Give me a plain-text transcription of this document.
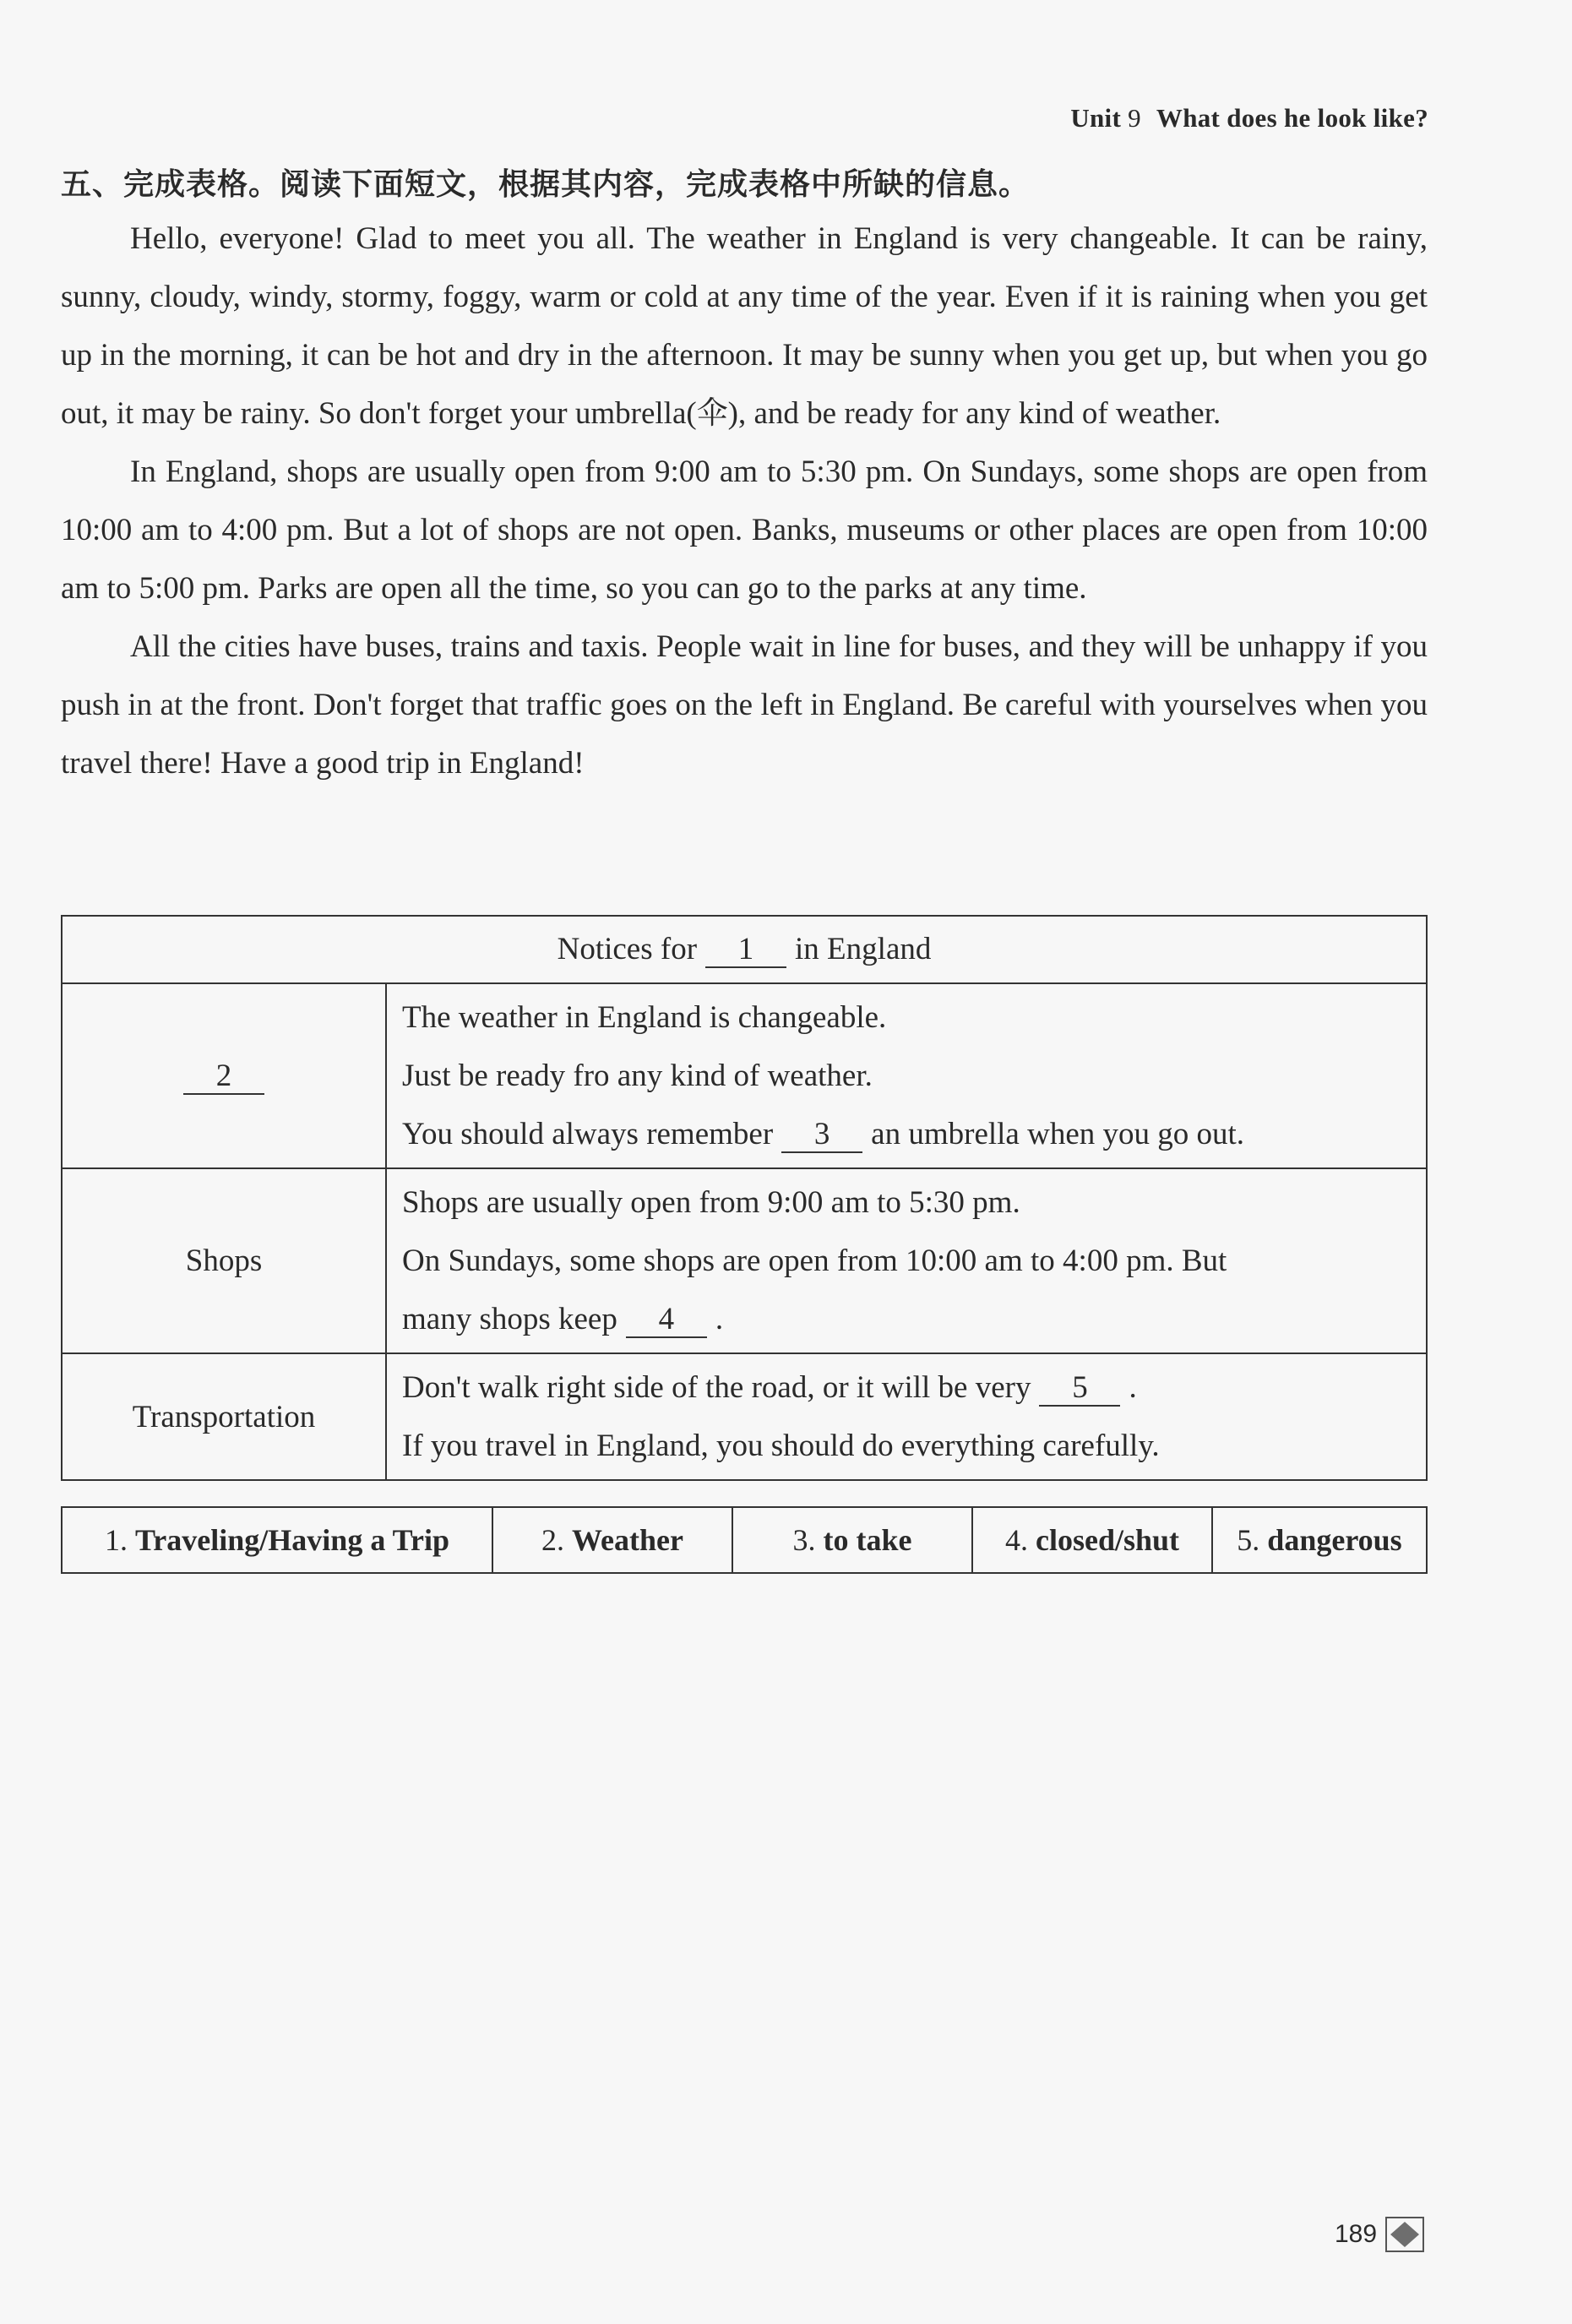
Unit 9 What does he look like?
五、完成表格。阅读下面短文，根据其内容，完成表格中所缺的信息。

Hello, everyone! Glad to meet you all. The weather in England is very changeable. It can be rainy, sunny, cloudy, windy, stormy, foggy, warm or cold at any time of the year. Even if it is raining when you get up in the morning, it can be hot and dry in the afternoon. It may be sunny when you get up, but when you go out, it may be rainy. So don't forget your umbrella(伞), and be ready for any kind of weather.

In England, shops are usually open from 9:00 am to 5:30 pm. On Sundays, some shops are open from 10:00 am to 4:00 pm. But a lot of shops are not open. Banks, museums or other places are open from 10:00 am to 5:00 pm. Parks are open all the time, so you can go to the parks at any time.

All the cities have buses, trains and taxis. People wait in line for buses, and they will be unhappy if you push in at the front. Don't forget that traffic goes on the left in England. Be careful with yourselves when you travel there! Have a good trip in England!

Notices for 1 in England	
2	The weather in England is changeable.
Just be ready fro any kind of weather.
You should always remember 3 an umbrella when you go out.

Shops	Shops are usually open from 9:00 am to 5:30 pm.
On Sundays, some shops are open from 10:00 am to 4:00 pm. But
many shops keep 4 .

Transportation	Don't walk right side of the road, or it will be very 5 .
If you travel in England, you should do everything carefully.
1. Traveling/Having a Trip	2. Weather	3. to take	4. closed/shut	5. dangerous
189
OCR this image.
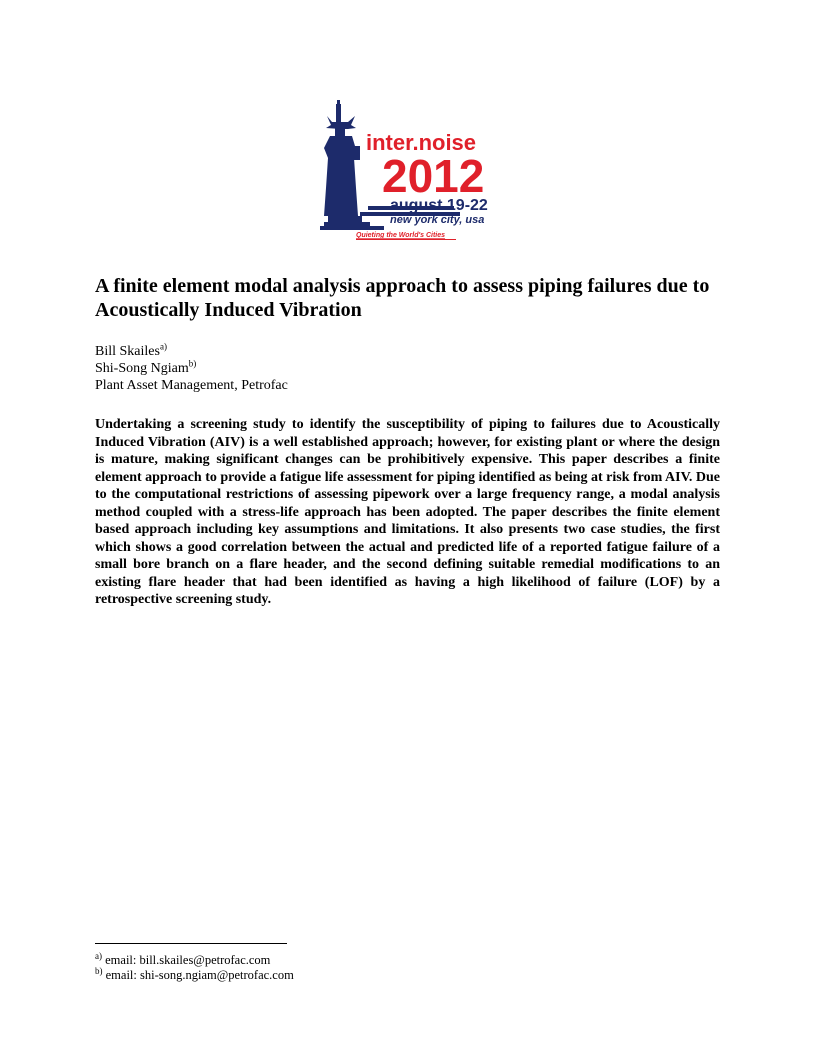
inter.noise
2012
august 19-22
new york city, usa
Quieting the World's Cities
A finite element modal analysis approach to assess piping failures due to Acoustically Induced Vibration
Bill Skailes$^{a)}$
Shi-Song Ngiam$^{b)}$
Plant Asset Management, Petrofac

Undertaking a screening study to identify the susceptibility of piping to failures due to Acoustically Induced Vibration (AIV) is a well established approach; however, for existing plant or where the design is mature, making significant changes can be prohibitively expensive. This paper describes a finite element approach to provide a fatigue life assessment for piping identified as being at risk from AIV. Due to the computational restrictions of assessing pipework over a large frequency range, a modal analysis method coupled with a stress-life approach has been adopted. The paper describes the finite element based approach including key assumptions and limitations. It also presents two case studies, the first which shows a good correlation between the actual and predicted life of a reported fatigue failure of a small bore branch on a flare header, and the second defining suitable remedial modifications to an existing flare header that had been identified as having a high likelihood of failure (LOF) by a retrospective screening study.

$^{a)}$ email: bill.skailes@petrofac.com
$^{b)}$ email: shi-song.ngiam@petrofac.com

→ **YOUR INSTRUCTIONS**
Pictures are excluded; output everything else in the data verbatim.

→ **TASK RESULT**
Give me a plain-text transcription of this document.
Unit 9 What does he look like?
五、完成表格。阅读下面短文，根据其内容，完成表格中所缺的信息。

Hello, everyone! Glad to meet you all. The weather in England is very changeable. It can be rainy, sunny, cloudy, windy, stormy, foggy, warm or cold at any time of the year. Even if it is raining when you get up in the morning, it can be hot and dry in the afternoon. It may be sunny when you get up, but when you go out, it may be rainy. So don't forget your umbrella(伞), and be ready for any kind of weather.

In England, shops are usually open from 9:00 am to 5:30 pm. On Sundays, some shops are open from 10:00 am to 4:00 pm. But a lot of shops are not open. Banks, museums or other places are open from 10:00 am to 5:00 pm. Parks are open all the time, so you can go to the parks at any time.

All the cities have buses, trains and taxis. People wait in line for buses, and they will be unhappy if you push in at the front. Don't forget that traffic goes on the left in England. Be careful with yourselves when you travel there! Have a good trip in England!

Notices for 1 in England	
2	The weather in England is changeable.
Just be ready fro any kind of weather.
You should always remember 3 an umbrella when you go out.

Shops	Shops are usually open from 9:00 am to 5:30 pm.
On Sundays, some shops are open from 10:00 am to 4:00 pm. But
many shops keep 4 .

Transportation	Don't walk right side of the road, or it will be very 5 .
If you travel in England, you should do everything carefully.
1. Traveling/Having a Trip	2. Weather	3. to take	4. closed/shut	5. dangerous
189
OCR this image.
inter.noise
2012
august 19-22
new york city, usa
Quieting the World's Cities
A finite element modal analysis approach to assess piping failures due to Acoustically Induced Vibration
Bill Skailes$^{a)}$
Shi-Song Ngiam$^{b)}$
Plant Asset Management, Petrofac

Undertaking a screening study to identify the susceptibility of piping to failures due to Acoustically Induced Vibration (AIV) is a well established approach; however, for existing plant or where the design is mature, making significant changes can be prohibitively expensive. This paper describes a finite element approach to provide a fatigue life assessment for piping identified as being at risk from AIV. Due to the computational restrictions of assessing pipework over a large frequency range, a modal analysis method coupled with a stress-life approach has been adopted. The paper describes the finite element based approach including key assumptions and limitations. It also presents two case studies, the first which shows a good correlation between the actual and predicted life of a reported fatigue failure of a small bore branch on a flare header, and the second defining suitable remedial modifications to an existing flare header that had been identified as having a high likelihood of failure (LOF) by a retrospective screening study.

$^{a)}$ email: bill.skailes@petrofac.com
$^{b)}$ email: shi-song.ngiam@petrofac.com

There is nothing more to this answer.